■ Dataset:
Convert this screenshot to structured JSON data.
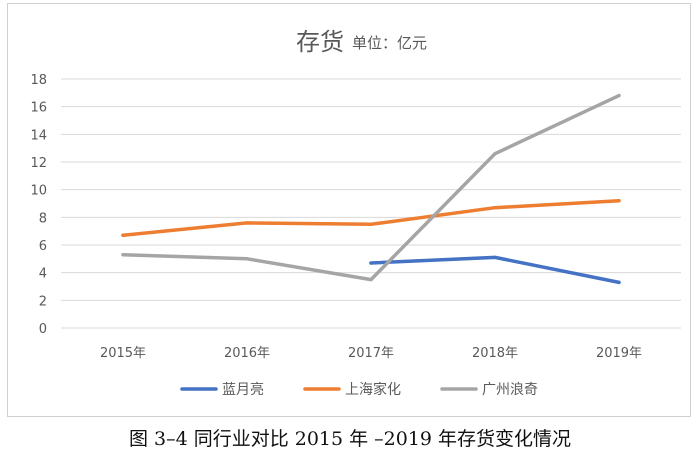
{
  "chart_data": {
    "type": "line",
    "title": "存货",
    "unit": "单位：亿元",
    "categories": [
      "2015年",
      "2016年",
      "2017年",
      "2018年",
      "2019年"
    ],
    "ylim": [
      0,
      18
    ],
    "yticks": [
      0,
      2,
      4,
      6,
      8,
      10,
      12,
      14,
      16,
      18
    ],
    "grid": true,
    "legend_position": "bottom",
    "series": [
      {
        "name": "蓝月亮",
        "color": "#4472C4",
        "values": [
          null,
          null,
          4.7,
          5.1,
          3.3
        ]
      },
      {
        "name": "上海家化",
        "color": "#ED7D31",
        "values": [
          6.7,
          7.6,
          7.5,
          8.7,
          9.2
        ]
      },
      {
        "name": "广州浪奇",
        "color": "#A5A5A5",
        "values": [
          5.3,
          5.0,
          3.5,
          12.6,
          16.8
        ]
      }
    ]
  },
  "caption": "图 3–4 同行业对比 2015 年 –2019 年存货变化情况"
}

■ Description of the task: Report all lines of the data above that include the string "color".

■ Written answer:
        "color": "#4472C4",
        "color": "#ED7D31",
        "color": "#A5A5A5",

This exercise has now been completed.